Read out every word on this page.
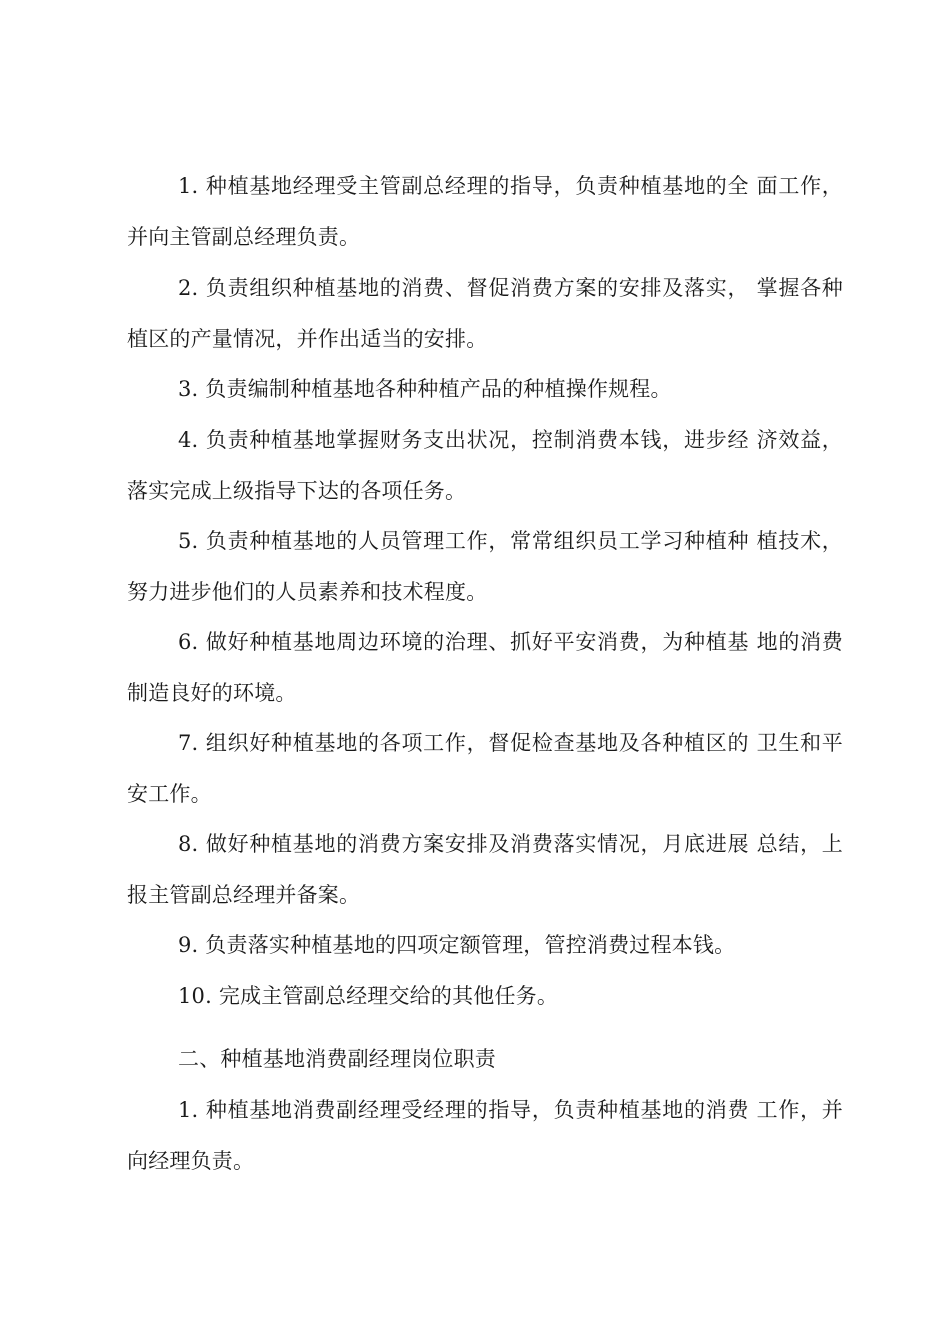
1. 种植基地经理受主管副总经理的指导，负责种植基地的全 面工作，并向主管副总经理负责。

2. 负责组织种植基地的消费、督促消费方案的安排及落实， 掌握各种植区的产量情况，并作出适当的安排。

3. 负责编制种植基地各种种植产品的种植操作规程。

4. 负责种植基地掌握财务支出状况，控制消费本钱，进步经 济效益，落实完成上级指导下达的各项任务。

5. 负责种植基地的人员管理工作，常常组织员工学习种植种 植技术，努力进步他们的人员素养和技术程度。

6. 做好种植基地周边环境的治理、抓好平安消费，为种植基 地的消费制造良好的环境。

7. 组织好种植基地的各项工作，督促检查基地及各种植区的 卫生和平安工作。

8. 做好种植基地的消费方案安排及消费落实情况，月底进展 总结，上报主管副总经理并备案。

9. 负责落实种植基地的四项定额管理，管控消费过程本钱。

10. 完成主管副总经理交给的其他任务。

二、种植基地消费副经理岗位职责

1. 种植基地消费副经理受经理的指导，负责种植基地的消费 工作，并向经理负责。
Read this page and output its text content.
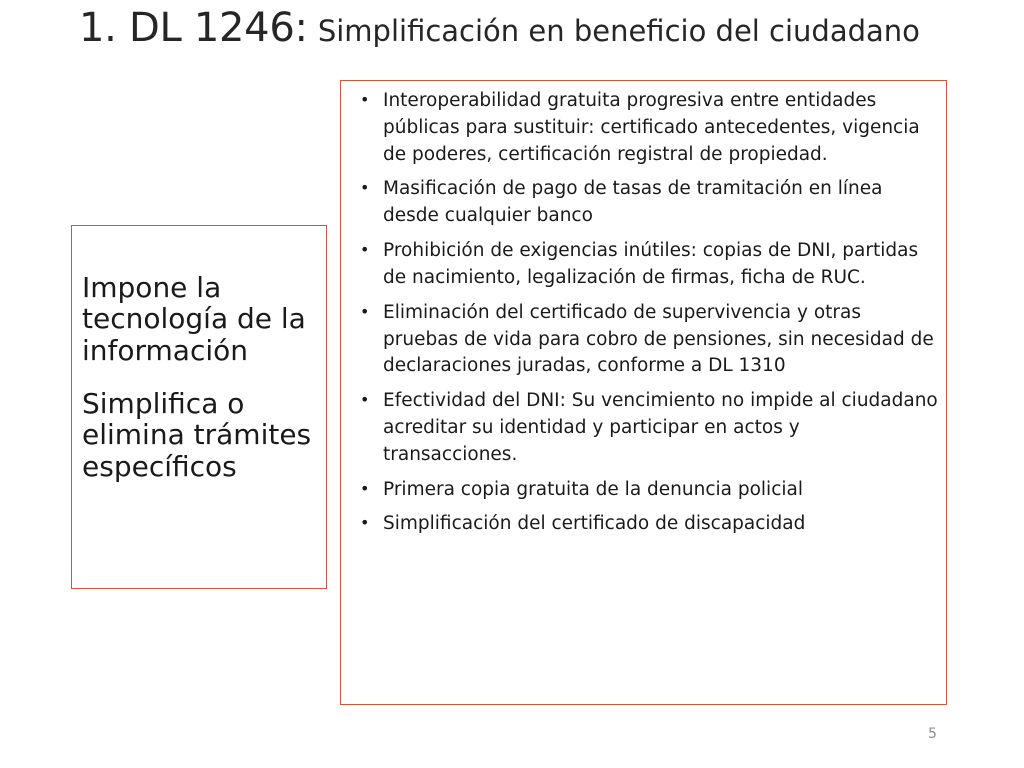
1. DL 1246: Simplificación en beneficio del ciudadano

Impone la tecnología de la información

Simplifica o elimina trámites específicos

• Interoperabilidad gratuita progresiva entre entidades públicas para sustituir: certificado antecedentes, vigencia de poderes, certificación registral de propiedad.
• Masificación de pago de tasas de tramitación en línea desde cualquier banco
• Prohibición de exigencias inútiles: copias de DNI, partidas de nacimiento, legalización de firmas, ficha de RUC.
• Eliminación del certificado de supervivencia y otras pruebas de vida para cobro de pensiones, sin necesidad de declaraciones juradas, conforme a DL 1310
• Efectividad del DNI: Su vencimiento no impide al ciudadano acreditar su identidad y participar en actos y transacciones.
• Primera copia gratuita de la denuncia policial
• Simplificación del certificado de discapacidad
5
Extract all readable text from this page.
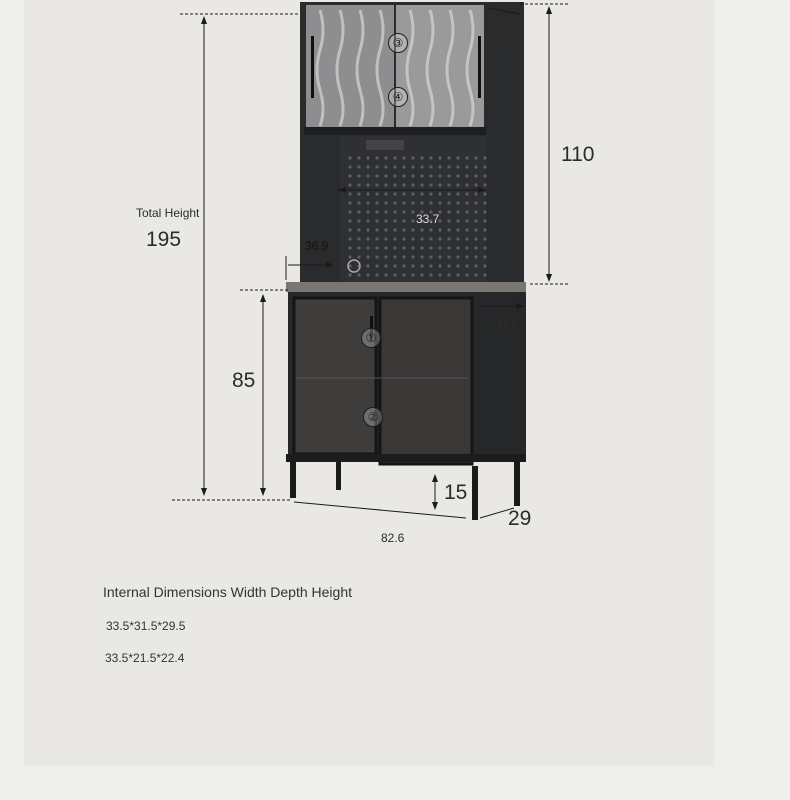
Total Height
195
110
28
33.7
36.9
40
85
15
29
82.6
①
②
③
④
Internal Dimensions Width Depth Height
33.5*31.5*29.5
33.5*21.5*22.4
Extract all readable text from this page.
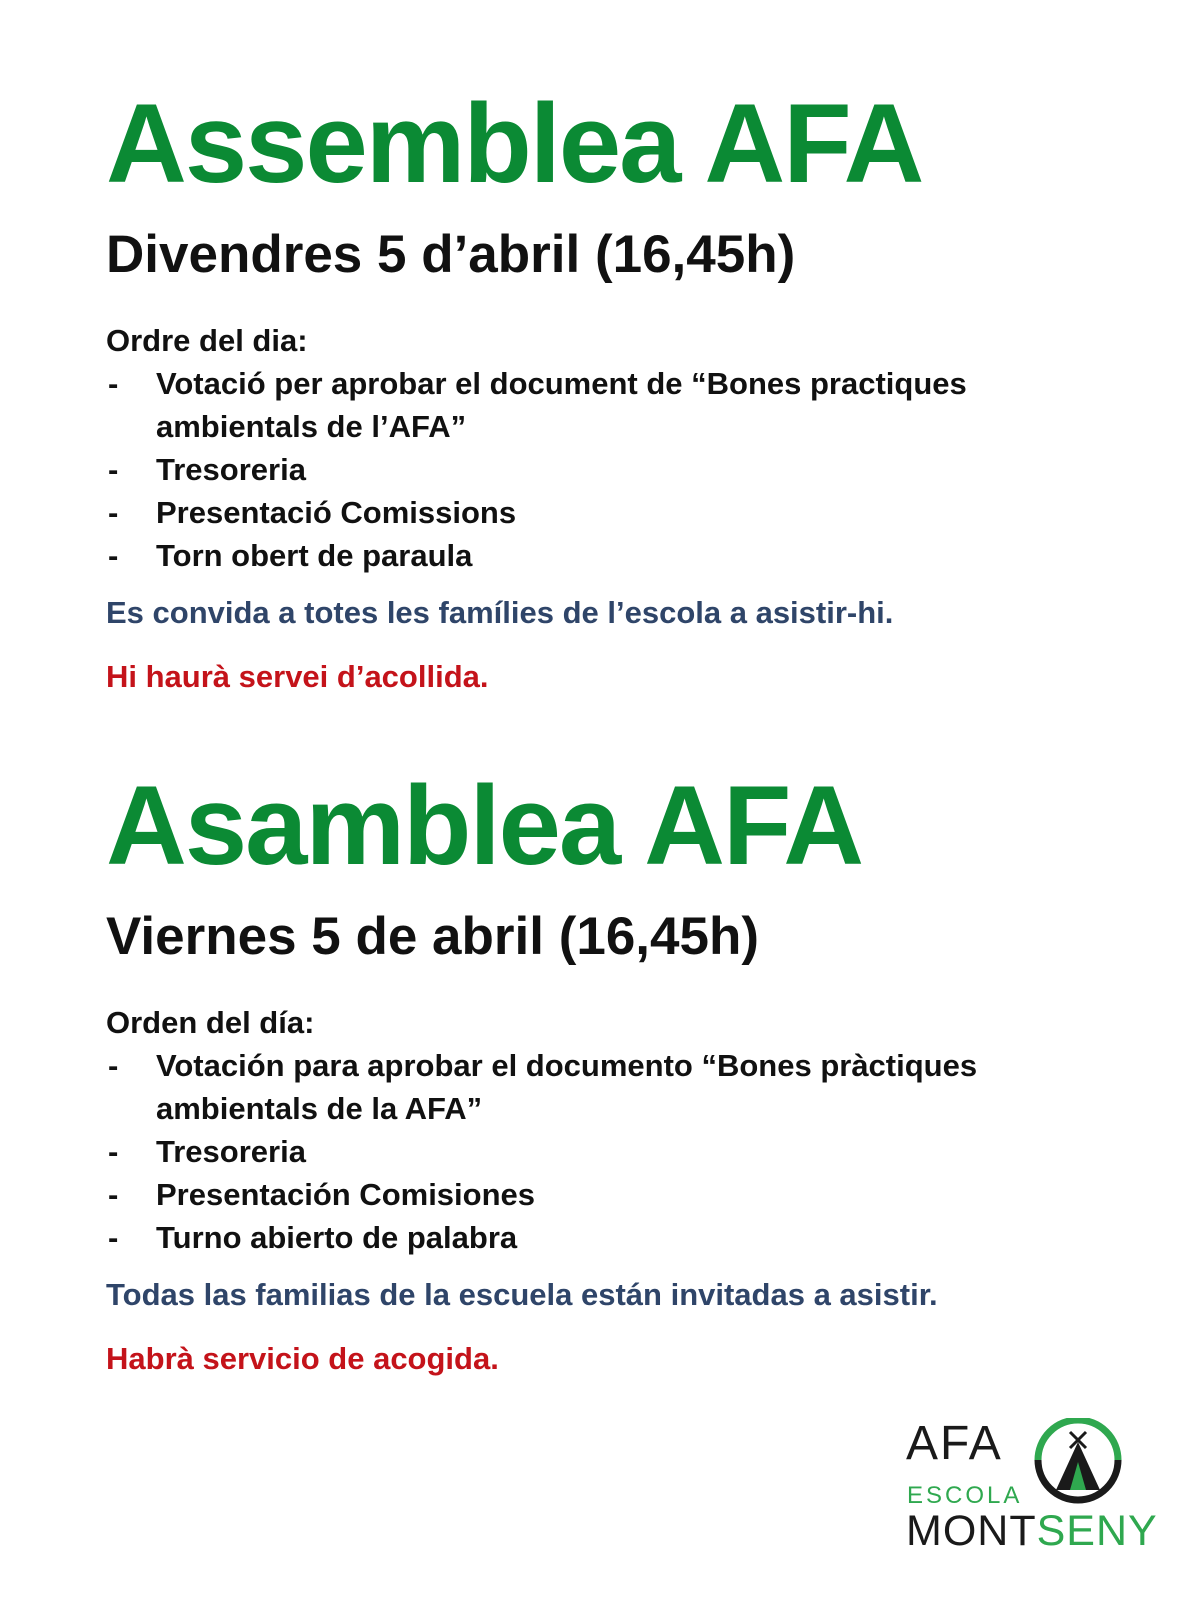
Assemblea AFA

Divendres 5 d’abril (16,45h)

Ordre del dia:

- Votació per aprobar el document de “Bones practiques ambientals de l’AFA”
- Tresoreria
- Presentació Comissions
- Torn obert de paraula

Es convida a totes les famílies de l’escola a asistir-hi.

Hi haurà servei d’acollida.

Asamblea AFA

Viernes 5 de abril (16,45h)

Orden del día:

- Votación para aprobar el documento “Bones pràctiques ambientals de la AFA”
- Tresoreria
- Presentación Comisiones
- Turno abierto de palabra

Todas las familias de la escuela están invitadas a asistir.

Habrà servicio de acogida.

AFA
ESCOLA
MONTSENY
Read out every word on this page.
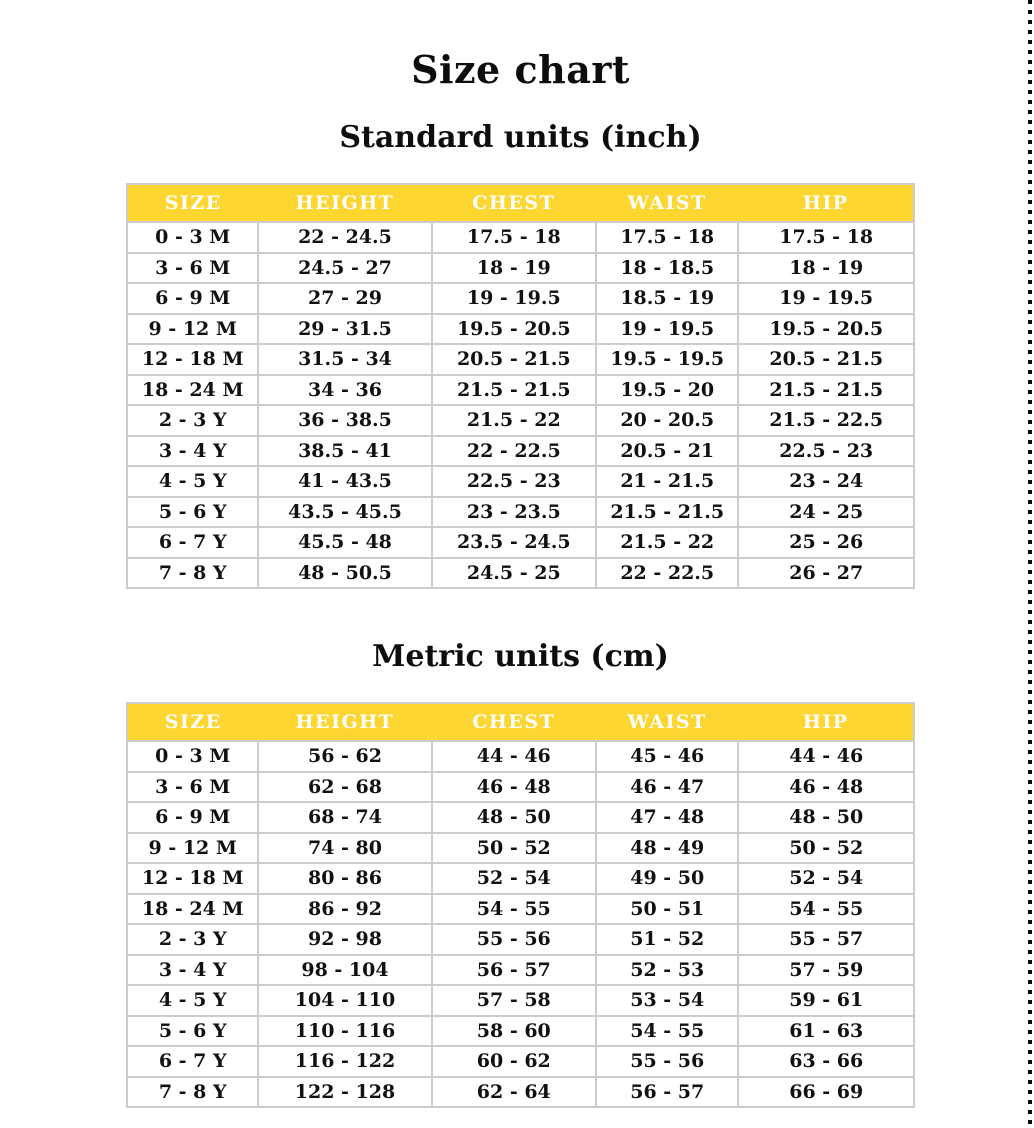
Size chart
Standard units (inch)
SIZE	HEIGHT	CHEST	WAIST	HIP
0 - 3 M	22 - 24.5	17.5 - 18	17.5 - 18	17.5 - 18
3 - 6 M	24.5 - 27	18 - 19	18 - 18.5	18 - 19
6 - 9 M	27 - 29	19 - 19.5	18.5 - 19	19 - 19.5
9 - 12 M	29 - 31.5	19.5 - 20.5	19 - 19.5	19.5 - 20.5
12 - 18 M	31.5 - 34	20.5 - 21.5	19.5 - 19.5	20.5 - 21.5
18 - 24 M	34 - 36	21.5 - 21.5	19.5 - 20	21.5 - 21.5
2 - 3 Y	36 - 38.5	21.5 - 22	20 - 20.5	21.5 - 22.5
3 - 4 Y	38.5 - 41	22 - 22.5	20.5 - 21	22.5 - 23
4 - 5 Y	41 - 43.5	22.5 - 23	21 - 21.5	23 - 24
5 - 6 Y	43.5 - 45.5	23 - 23.5	21.5 - 21.5	24 - 25
6 - 7 Y	45.5 - 48	23.5 - 24.5	21.5 - 22	25 - 26
7 - 8 Y	48 - 50.5	24.5 - 25	22 - 22.5	26 - 27
Metric units (cm)
SIZE	HEIGHT	CHEST	WAIST	HIP
0 - 3 M	56 - 62	44 - 46	45 - 46	44 - 46
3 - 6 M	62 - 68	46 - 48	46 - 47	46 - 48
6 - 9 M	68 - 74	48 - 50	47 - 48	48 - 50
9 - 12 M	74 - 80	50 - 52	48 - 49	50 - 52
12 - 18 M	80 - 86	52 - 54	49 - 50	52 - 54
18 - 24 M	86 - 92	54 - 55	50 - 51	54 - 55
2 - 3 Y	92 - 98	55 - 56	51 - 52	55 - 57
3 - 4 Y	98 - 104	56 - 57	52 - 53	57 - 59
4 - 5 Y	104 - 110	57 - 58	53 - 54	59 - 61
5 - 6 Y	110 - 116	58 - 60	54 - 55	61 - 63
6 - 7 Y	116 - 122	60 - 62	55 - 56	63 - 66
7 - 8 Y	122 - 128	62 - 64	56 - 57	66 - 69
******************************
◆ GIVEN EXERCISE ◆
Report the number of lines in the entries above that include the string "gratuita". Give nothing but the number.

◆ ANSWER IN FULL ◆
2